(Stored items)
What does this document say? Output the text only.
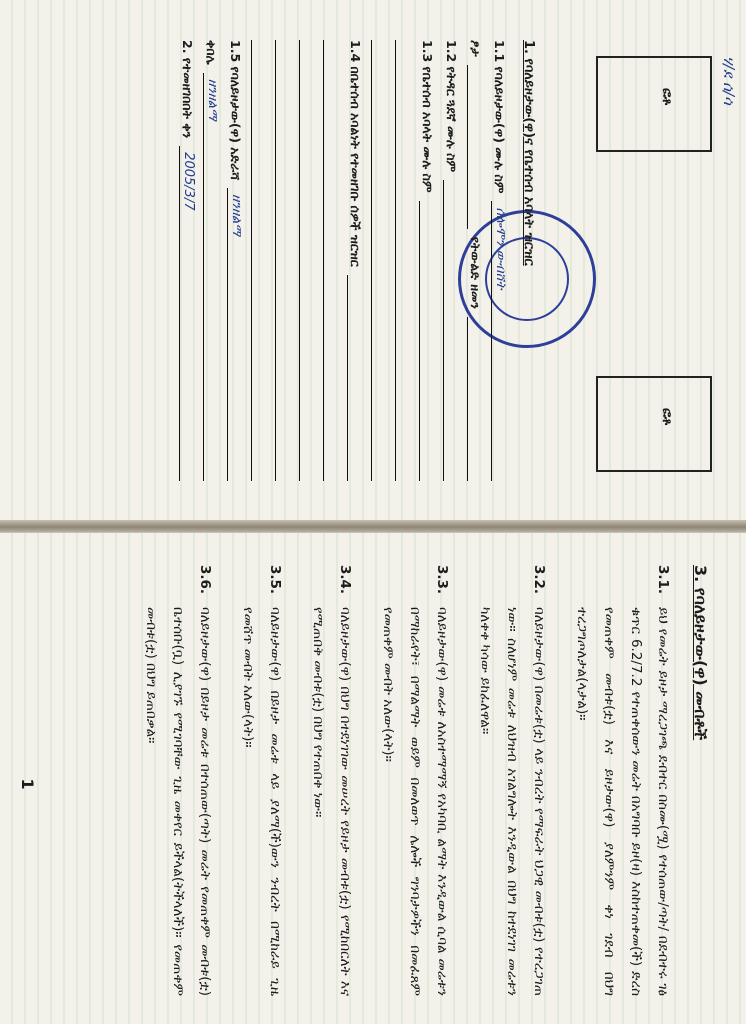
ሃ/ደ ሰ/ሳ
ፎቶ
ፎቶ
1. የባለይዞታው(ዋ)ና የቤተሰብ አባላት ዝርዝር
1.1 የባለይዞታው(ዋ) ሙሉ ስም
ሰሎሞን ውብሸት
ፆታ
የትውልድ ዘመን
1.2 የትዳር ጓደኛ ሙሉ ስም
1.3 የቤተሰብ አባላት ሙሉ ስም
1.4 በቤተሰብ አባልነት የተመዘገቡ ሰዎች ዝርዝር
1.5 የባለይዞታው(ዋ) አድራሻ
ዘንዘልማ
ቀበሌ
ዘንዘልማ
2. የተመዘገበበት ቀን
2005/3/7
3. የባለይዞታው(ዋ) መብቶች
3.1.
ይህ የመሬት ይዞታ ማረጋገጫ ደብተር በስሙ(ሟ) የተሰጠው/ጣት/ በደብተሩ ገፅ ቁጥር 6.2/7.2 የተጠቀሰውን መሬት በአግባቡ ይዞ(ዛ) እስከተጠቀመ(ች) ድረስ የመጠቀም መብቱ(ቷ) እና ይዞታው(ዋ) ያለምንም ቀነ ገደብ በህግ ተረጋግጦለታል(ላታል)።
3.2.
ባለይዞታው(ዋ) በመሬቱ(ቷ) ላይ ንብረት የማፍራት ህጋዊ መብቱ(ቷ) የተረጋገጠ ነው። ስለሆነም መሬቱ ለህዝብ አገልግሎት እንዲውል በህግ ከተደነገገ መሬቱን ካለቀቀ ካሳው ይከፈለዋል።
3.3.
ባለይዞታው(ዋ) መሬቱ ለአስተማማኝ የአካባቢ ልማት እንዲውል ሲባል መሬቱን በማከራየት፣ በማልማት ወይም በመለወጥ ሌሎች ግንባታዎችን በመፈጸም የመጠቀም መብት አለው(ላት)።
3.4.
ባለይዞታው(ዋ) በህግ በተደነገገው መሠረት የይዞታ መብቱ(ቷ) የሚከበርለት እና የሚጠበቅ መብቱ(ቷ) በህግ የተጠበቀ ነው።
3.5.
ባለይዞታው(ዋ) በይዞታ መሬቱ ላይ ያለማ(ች)ውን ንብረት በሚከራይ ጊዜ የመሸጥ መብት አለው(ላት)።
3.6.
ባለይዞታው(ዋ) በይዞታ መሬቱ በተሰጠው(ጣት) መሬት የመጠቀም መብቱ(ቷ) ቤተሰቡ(ቧ) ሊያገኙ የሚገባቸው ጊዜ መቀየር ይችላል(ትችላለች)። የመጠቀም መብቱ(ቷ) በህግ ይጠበቃል።
1
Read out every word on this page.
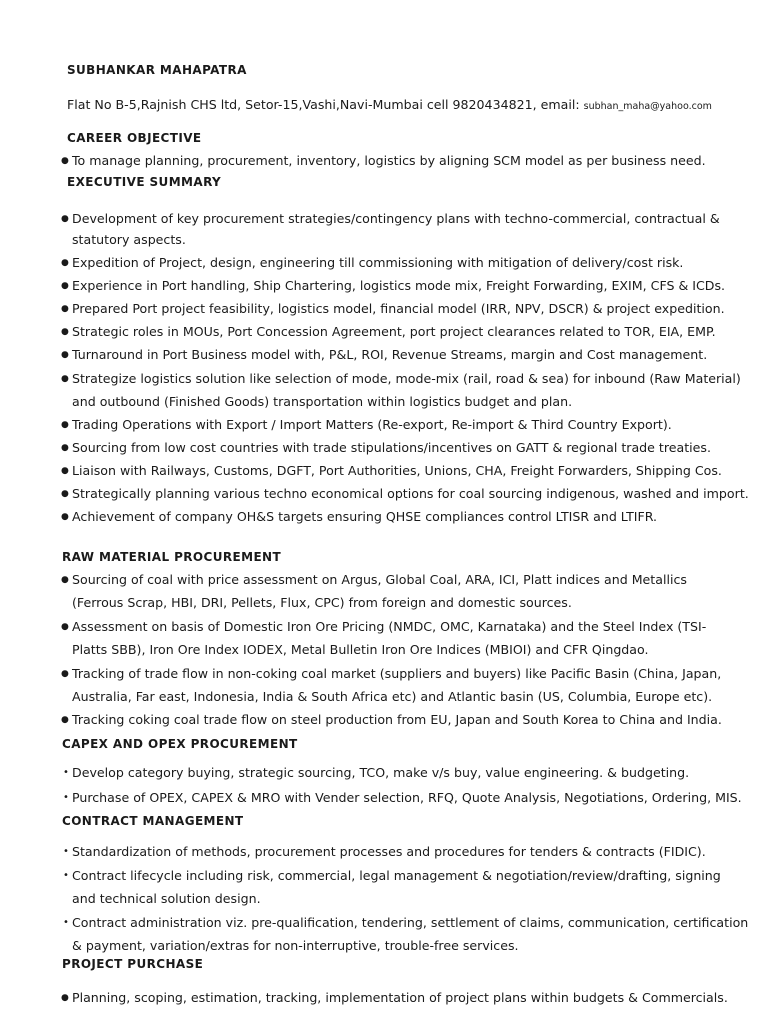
SUBHANKAR MAHAPATRA
Flat No B-5,Rajnish CHS ltd, Setor-15,Vashi,Navi-Mumbai cell 9820434821, email: subhan_maha@yahoo.com
CAREER OBJECTIVE
● To manage planning, procurement, inventory, logistics by aligning SCM model as per business need.
EXECUTIVE SUMMARY
● Development of key procurement strategies/contingency plans with techno-commercial, contractual &
statutory aspects.
● Expedition of Project, design, engineering till commissioning with mitigation of delivery/cost risk.
● Experience in Port handling, Ship Chartering, logistics mode mix, Freight Forwarding, EXIM, CFS & ICDs.
● Prepared Port project feasibility, logistics model, financial model (IRR, NPV, DSCR) & project expedition.
● Strategic roles in MOUs, Port Concession Agreement, port project clearances related to TOR, EIA, EMP.
● Turnaround in Port Business model with, P&L, ROI, Revenue Streams, margin and Cost management.
● Strategize logistics solution like selection of mode, mode-mix (rail, road & sea) for inbound (Raw Material)
and outbound (Finished Goods) transportation within logistics budget and plan.
● Trading Operations with Export / Import Matters (Re-export, Re-import & Third Country Export).
● Sourcing from low cost countries with trade stipulations/incentives on GATT & regional trade treaties.
● Liaison with Railways, Customs, DGFT, Port Authorities, Unions, CHA, Freight Forwarders, Shipping Cos.
● Strategically planning various techno economical options for coal sourcing indigenous, washed and import.
● Achievement of company OH&S targets ensuring QHSE compliances control LTISR and LTIFR.
RAW MATERIAL PROCUREMENT
● Sourcing of coal with price assessment on Argus, Global Coal, ARA, ICI, Platt indices and Metallics
(Ferrous Scrap, HBI, DRI, Pellets, Flux, CPC) from foreign and domestic sources.
● Assessment on basis of Domestic Iron Ore Pricing (NMDC, OMC, Karnataka) and the Steel Index (TSI-
Platts SBB), Iron Ore Index IODEX, Metal Bulletin Iron Ore Indices (MBIOI) and CFR Qingdao.
● Tracking of trade flow in non-coking coal market (suppliers and buyers) like Pacific Basin (China, Japan,
Australia, Far east, Indonesia, India & South Africa etc) and Atlantic basin (US, Columbia, Europe etc).
● Tracking coking coal trade flow on steel production from EU, Japan and South Korea to China and India.
CAPEX AND OPEX PROCUREMENT
• Develop category buying, strategic sourcing, TCO, make v/s buy, value engineering. & budgeting.
• Purchase of OPEX, CAPEX & MRO with Vender selection, RFQ, Quote Analysis, Negotiations, Ordering, MIS.
CONTRACT MANAGEMENT
• Standardization of methods, procurement processes and procedures for tenders & contracts (FIDIC).
• Contract lifecycle including risk, commercial, legal management & negotiation/review/drafting, signing
and technical solution design.
• Contract administration viz. pre-qualification, tendering, settlement of claims, communication, certification
& payment, variation/extras for non-interruptive, trouble-free services.
PROJECT PURCHASE
● Planning, scoping, estimation, tracking, implementation of project plans within budgets & Commercials.
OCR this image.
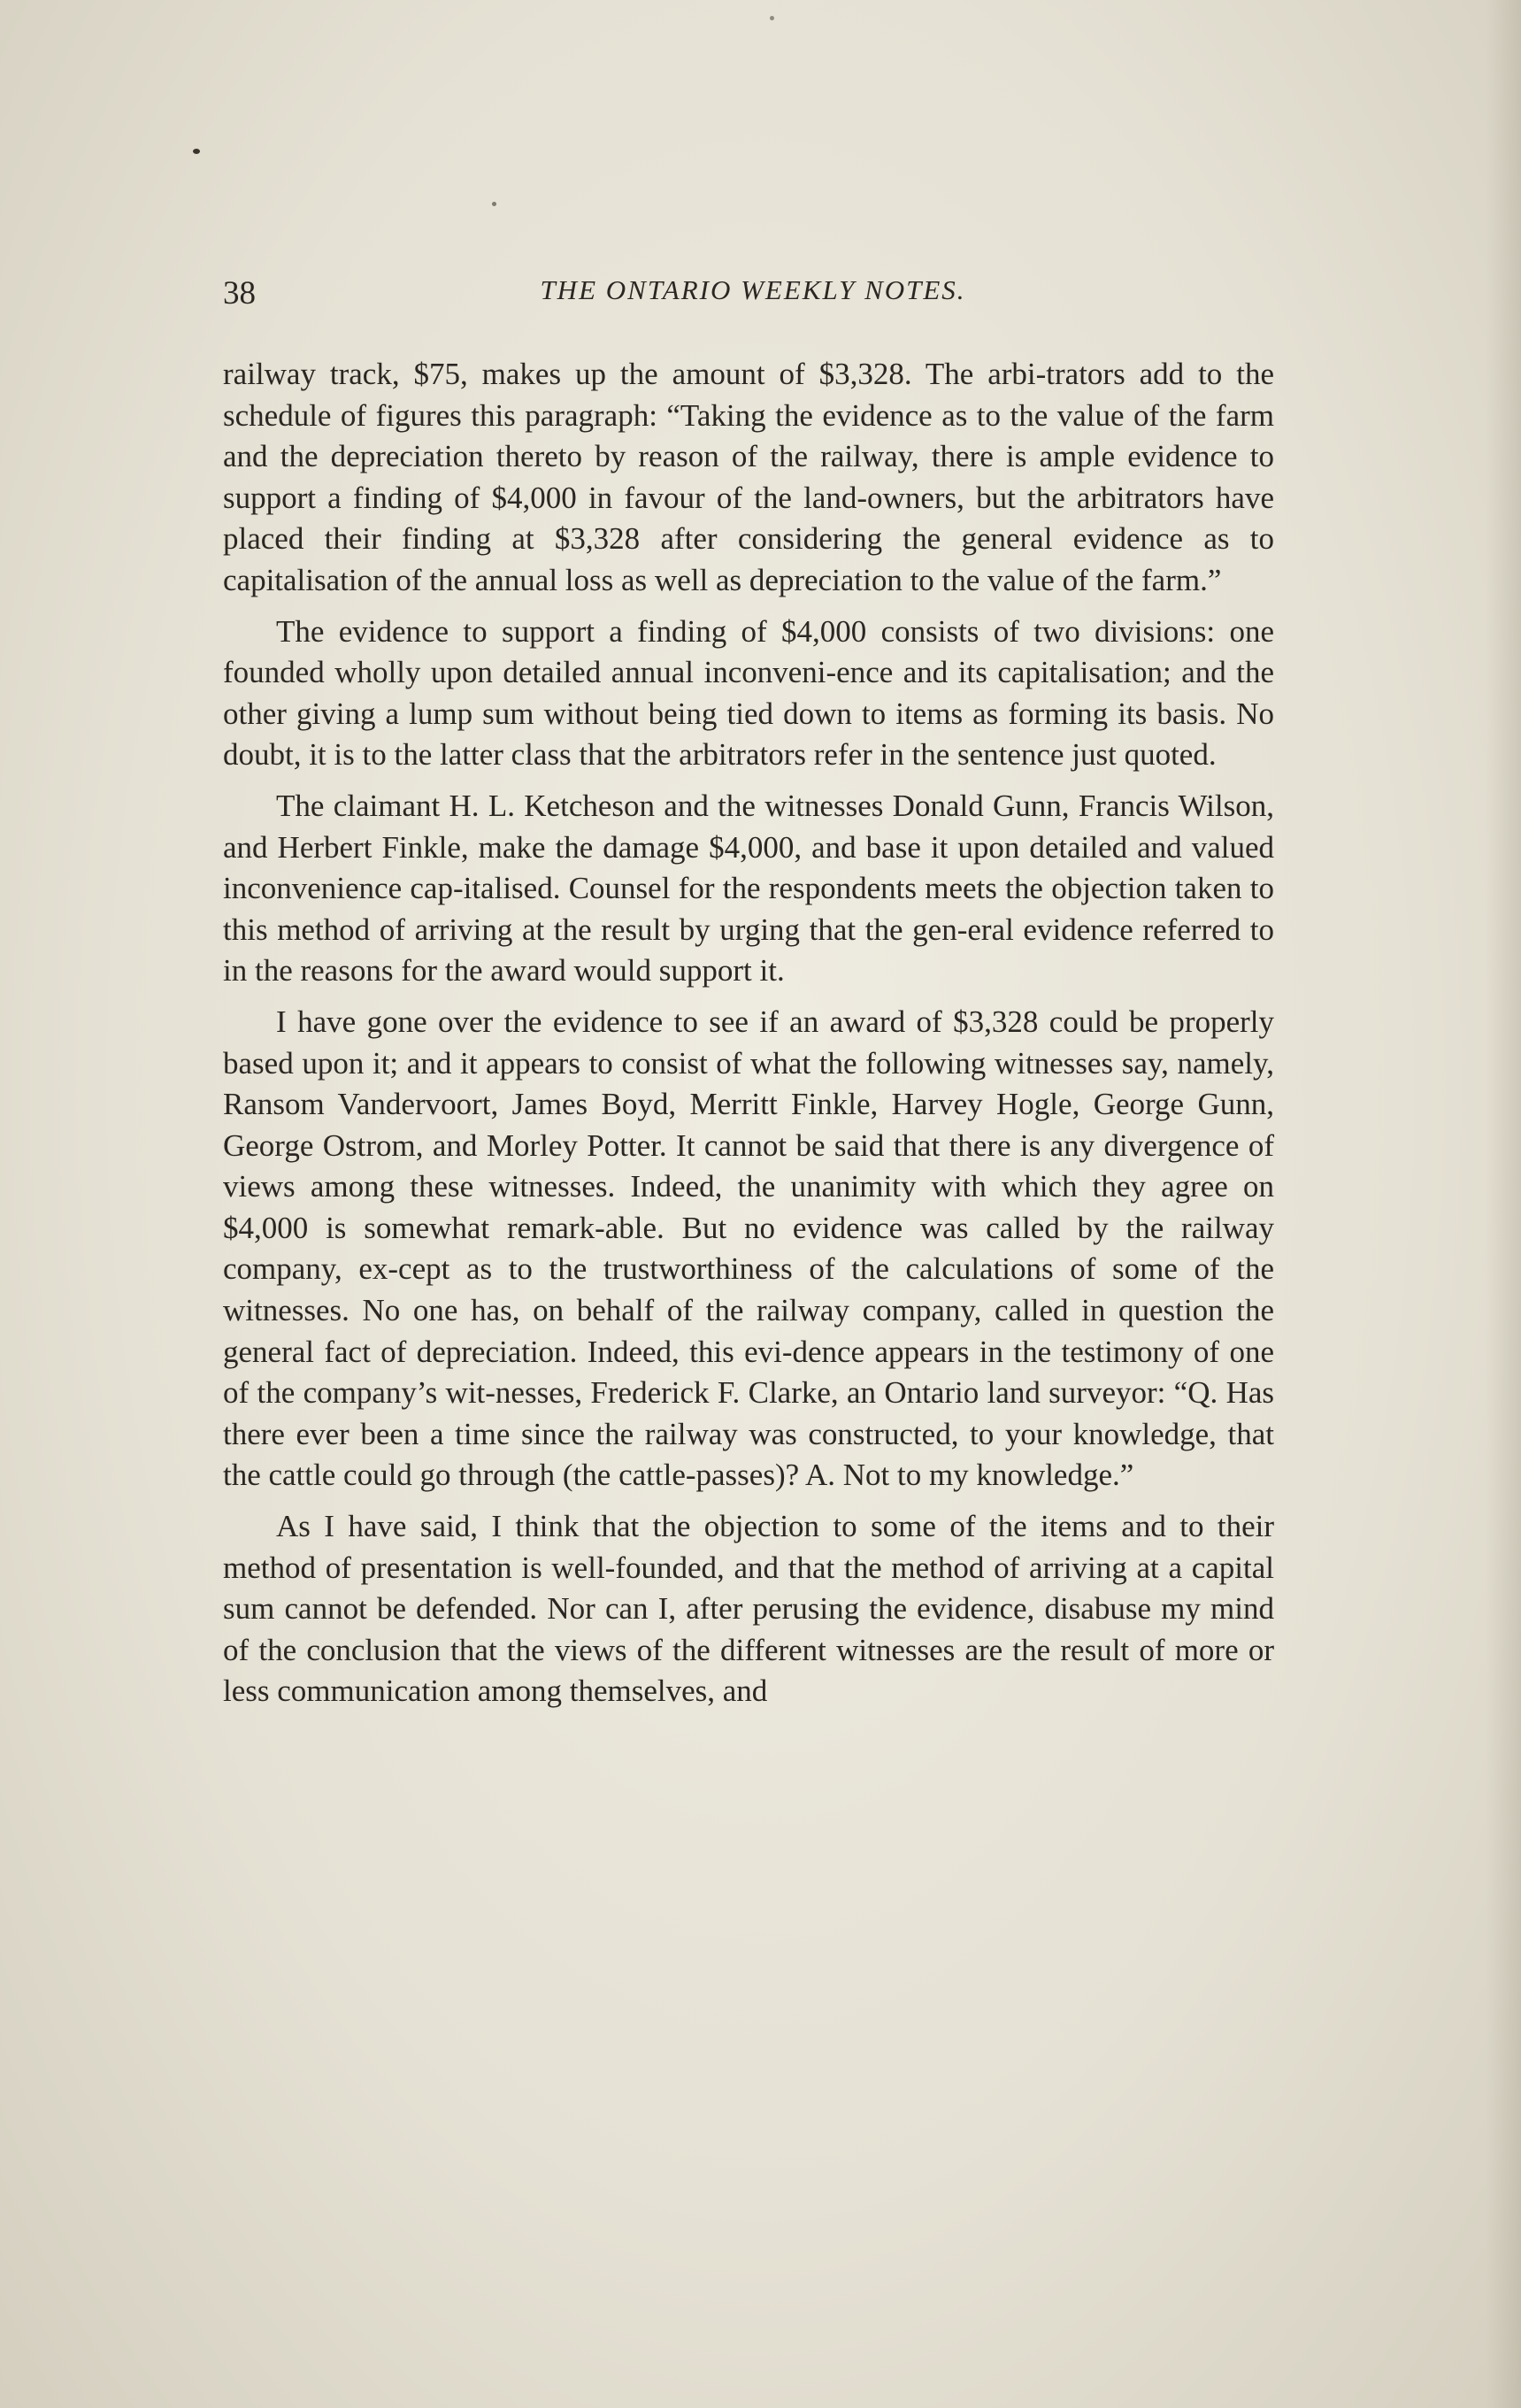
38	THE ONTARIO WEEKLY NOTES.

railway track, $75, makes up the amount of $3,328. The arbi-trators add to the schedule of figures this paragraph: “Taking the evidence as to the value of the farm and the depreciation thereto by reason of the railway, there is ample evidence to support a finding of $4,000 in favour of the land-owners, but the arbitrators have placed their finding at $3,328 after considering the general evidence as to capitalisation of the annual loss as well as depreciation to the value of the farm.”

The evidence to support a finding of $4,000 consists of two divisions: one founded wholly upon detailed annual inconveni-ence and its capitalisation; and the other giving a lump sum without being tied down to items as forming its basis. No doubt, it is to the latter class that the arbitrators refer in the sentence just quoted.

The claimant H. L. Ketcheson and the witnesses Donald Gunn, Francis Wilson, and Herbert Finkle, make the damage $4,000, and base it upon detailed and valued inconvenience cap-italised. Counsel for the respondents meets the objection taken to this method of arriving at the result by urging that the gen-eral evidence referred to in the reasons for the award would support it.

I have gone over the evidence to see if an award of $3,328 could be properly based upon it; and it appears to consist of what the following witnesses say, namely, Ransom Vandervoort, James Boyd, Merritt Finkle, Harvey Hogle, George Gunn, George Ostrom, and Morley Potter. It cannot be said that there is any divergence of views among these witnesses. Indeed, the unanimity with which they agree on $4,000 is somewhat remark-able. But no evidence was called by the railway company, ex-cept as to the trustworthiness of the calculations of some of the witnesses. No one has, on behalf of the railway company, called in question the general fact of depreciation. Indeed, this evi-dence appears in the testimony of one of the company’s wit-nesses, Frederick F. Clarke, an Ontario land surveyor: “Q. Has there ever been a time since the railway was constructed, to your knowledge, that the cattle could go through (the cattle-passes)? A. Not to my knowledge.”

As I have said, I think that the objection to some of the items and to their method of presentation is well-founded, and that the method of arriving at a capital sum cannot be defended. Nor can I, after perusing the evidence, disabuse my mind of the conclusion that the views of the different witnesses are the result of more or less communication among themselves, and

▶ SHORT TASK
Write out each line again precisely as it appears, skipping every picture.

▶ OUTPUT BELOW
What does this document say? Output the text only.
ሃ/ደ ሰ/ሳ
ፎቶ
ፎቶ
1. የባለይዞታው(ዋ)ና የቤተሰብ አባላት ዝርዝር
1.1 የባለይዞታው(ዋ) ሙሉ ስም
ሰሎሞን ውብሸት
ፆታ
የትውልድ ዘመን
1.2 የትዳር ጓደኛ ሙሉ ስም
1.3 የቤተሰብ አባላት ሙሉ ስም
1.4 በቤተሰብ አባልነት የተመዘገቡ ሰዎች ዝርዝር
1.5 የባለይዞታው(ዋ) አድራሻ
ዘንዘልማ
ቀበሌ
ዘንዘልማ
2. የተመዘገበበት ቀን
2005/3/7
3. የባለይዞታው(ዋ) መብቶች
3.1.
ይህ የመሬት ይዞታ ማረጋገጫ ደብተር በስሙ(ሟ) የተሰጠው/ጣት/ በደብተሩ ገፅ ቁጥር 6.2/7.2 የተጠቀሰውን መሬት በአግባቡ ይዞ(ዛ) እስከተጠቀመ(ች) ድረስ የመጠቀም መብቱ(ቷ) እና ይዞታው(ዋ) ያለምንም ቀነ ገደብ በህግ ተረጋግጦለታል(ላታል)።
3.2.
ባለይዞታው(ዋ) በመሬቱ(ቷ) ላይ ንብረት የማፍራት ህጋዊ መብቱ(ቷ) የተረጋገጠ ነው። ስለሆነም መሬቱ ለህዝብ አገልግሎት እንዲውል በህግ ከተደነገገ መሬቱን ካለቀቀ ካሳው ይከፈለዋል።
3.3.
ባለይዞታው(ዋ) መሬቱ ለአስተማማኝ የአካባቢ ልማት እንዲውል ሲባል መሬቱን በማከራየት፣ በማልማት ወይም በመለወጥ ሌሎች ግንባታዎችን በመፈጸም የመጠቀም መብት አለው(ላት)።
3.4.
ባለይዞታው(ዋ) በህግ በተደነገገው መሠረት የይዞታ መብቱ(ቷ) የሚከበርለት እና የሚጠበቅ መብቱ(ቷ) በህግ የተጠበቀ ነው።
3.5.
ባለይዞታው(ዋ) በይዞታ መሬቱ ላይ ያለማ(ች)ውን ንብረት በሚከራይ ጊዜ የመሸጥ መብት አለው(ላት)።
3.6.
ባለይዞታው(ዋ) በይዞታ መሬቱ በተሰጠው(ጣት) መሬት የመጠቀም መብቱ(ቷ) ቤተሰቡ(ቧ) ሊያገኙ የሚገባቸው ጊዜ መቀየር ይችላል(ትችላለች)። የመጠቀም መብቱ(ቷ) በህግ ይጠበቃል።
1
Read out every word on this page.
SUBHANKAR MAHAPATRA
Flat No B-5,Rajnish CHS ltd, Setor-15,Vashi,Navi-Mumbai cell 9820434821, email: subhan_maha@yahoo.com
CAREER OBJECTIVE
● To manage planning, procurement, inventory, logistics by aligning SCM model as per business need.
EXECUTIVE SUMMARY
● Development of key procurement strategies/contingency plans with techno-commercial, contractual &
statutory aspects.
● Expedition of Project, design, engineering till commissioning with mitigation of delivery/cost risk.
● Experience in Port handling, Ship Chartering, logistics mode mix, Freight Forwarding, EXIM, CFS & ICDs.
● Prepared Port project feasibility, logistics model, financial model (IRR, NPV, DSCR) & project expedition.
● Strategic roles in MOUs, Port Concession Agreement, port project clearances related to TOR, EIA, EMP.
● Turnaround in Port Business model with, P&L, ROI, Revenue Streams, margin and Cost management.
● Strategize logistics solution like selection of mode, mode-mix (rail, road & sea) for inbound (Raw Material)
and outbound (Finished Goods) transportation within logistics budget and plan.
● Trading Operations with Export / Import Matters (Re-export, Re-import & Third Country Export).
● Sourcing from low cost countries with trade stipulations/incentives on GATT & regional trade treaties.
● Liaison with Railways, Customs, DGFT, Port Authorities, Unions, CHA, Freight Forwarders, Shipping Cos.
● Strategically planning various techno economical options for coal sourcing indigenous, washed and import.
● Achievement of company OH&S targets ensuring QHSE compliances control LTISR and LTIFR.
RAW MATERIAL PROCUREMENT
● Sourcing of coal with price assessment on Argus, Global Coal, ARA, ICI, Platt indices and Metallics
(Ferrous Scrap, HBI, DRI, Pellets, Flux, CPC) from foreign and domestic sources.
● Assessment on basis of Domestic Iron Ore Pricing (NMDC, OMC, Karnataka) and the Steel Index (TSI-
Platts SBB), Iron Ore Index IODEX, Metal Bulletin Iron Ore Indices (MBIOI) and CFR Qingdao.
● Tracking of trade flow in non-coking coal market (suppliers and buyers) like Pacific Basin (China, Japan,
Australia, Far east, Indonesia, India & South Africa etc) and Atlantic basin (US, Columbia, Europe etc).
● Tracking coking coal trade flow on steel production from EU, Japan and South Korea to China and India.
CAPEX AND OPEX PROCUREMENT
• Develop category buying, strategic sourcing, TCO, make v/s buy, value engineering. & budgeting.
• Purchase of OPEX, CAPEX & MRO with Vender selection, RFQ, Quote Analysis, Negotiations, Ordering, MIS.
CONTRACT MANAGEMENT
• Standardization of methods, procurement processes and procedures for tenders & contracts (FIDIC).
• Contract lifecycle including risk, commercial, legal management & negotiation/review/drafting, signing
and technical solution design.
• Contract administration viz. pre-qualification, tendering, settlement of claims, communication, certification
& payment, variation/extras for non-interruptive, trouble-free services.
PROJECT PURCHASE
● Planning, scoping, estimation, tracking, implementation of project plans within budgets & Commercials.
OCR this image.
38	THE ONTARIO WEEKLY NOTES.

railway track, $75, makes up the amount of $3,328. The arbi-trators add to the schedule of figures this paragraph: “Taking the evidence as to the value of the farm and the depreciation thereto by reason of the railway, there is ample evidence to support a finding of $4,000 in favour of the land-owners, but the arbitrators have placed their finding at $3,328 after considering the general evidence as to capitalisation of the annual loss as well as depreciation to the value of the farm.”

The evidence to support a finding of $4,000 consists of two divisions: one founded wholly upon detailed annual inconveni-ence and its capitalisation; and the other giving a lump sum without being tied down to items as forming its basis. No doubt, it is to the latter class that the arbitrators refer in the sentence just quoted.

The claimant H. L. Ketcheson and the witnesses Donald Gunn, Francis Wilson, and Herbert Finkle, make the damage $4,000, and base it upon detailed and valued inconvenience cap-italised. Counsel for the respondents meets the objection taken to this method of arriving at the result by urging that the gen-eral evidence referred to in the reasons for the award would support it.

I have gone over the evidence to see if an award of $3,328 could be properly based upon it; and it appears to consist of what the following witnesses say, namely, Ransom Vandervoort, James Boyd, Merritt Finkle, Harvey Hogle, George Gunn, George Ostrom, and Morley Potter. It cannot be said that there is any divergence of views among these witnesses. Indeed, the unanimity with which they agree on $4,000 is somewhat remark-able. But no evidence was called by the railway company, ex-cept as to the trustworthiness of the calculations of some of the witnesses. No one has, on behalf of the railway company, called in question the general fact of depreciation. Indeed, this evi-dence appears in the testimony of one of the company’s wit-nesses, Frederick F. Clarke, an Ontario land surveyor: “Q. Has there ever been a time since the railway was constructed, to your knowledge, that the cattle could go through (the cattle-passes)? A. Not to my knowledge.”

As I have said, I think that the objection to some of the items and to their method of presentation is well-founded, and that the method of arriving at a capital sum cannot be defended. Nor can I, after perusing the evidence, disabuse my mind of the conclusion that the views of the different witnesses are the result of more or less communication among themselves, and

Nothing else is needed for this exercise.